# Task
Lines containing the word "الاشتقاق" are the ones to copy from the records below.

---------- Provided records

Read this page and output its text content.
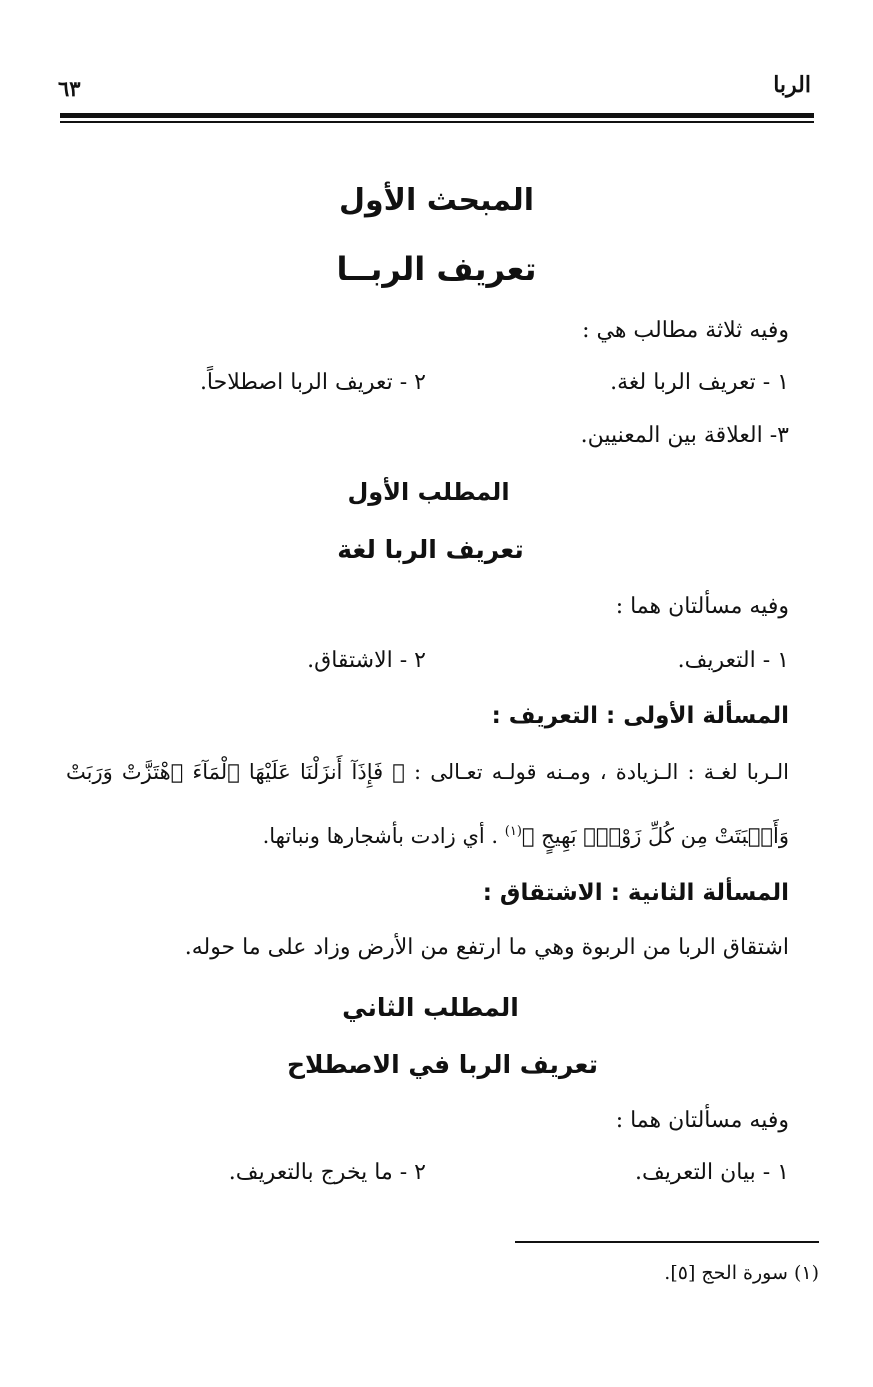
الربا
٦٣
المبحث الأول
تعريف الربــا
وفيه ثلاثة مطالب هي :
١ - تعريف الربا لغة.
٢ - تعريف الربا اصطلاحاً.
٣- العلاقة بين المعنيين.
المطلب الأول
تعريف الربا لغة
وفيه مسألتان هما :
١ - التعريف.
٢ - الاشتقاق.
المسألة الأولى : التعريف :
الـربا لغـة : الـزيادة ، ومـنه قولـه تعـالى : ﴿ فَإِذَآ أَنزَلْنَا عَلَيْهَا ٱلْمَآءَ ٱهْتَزَّتْ وَرَبَتْ وَأَنۢبَتَتْ مِن كُلِّ زَوْجٍۭ بَهِيجٍ ﴾$^{(١)}$ . أي زادت بأشجارها ونباتها.
المسألة الثانية : الاشتقاق :
اشتقاق الربا من الربوة وهي ما ارتفع من الأرض وزاد على ما حوله.
المطلب الثاني
تعريف الربا في الاصطلاح
وفيه مسألتان هما :
١ - بيان التعريف.
٢ - ما يخرج بالتعريف.
(١) سورة الحج [٥].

--------------------

# Correct response
٢ - الاشتقاق.
المسألة الثانية : الاشتقاق :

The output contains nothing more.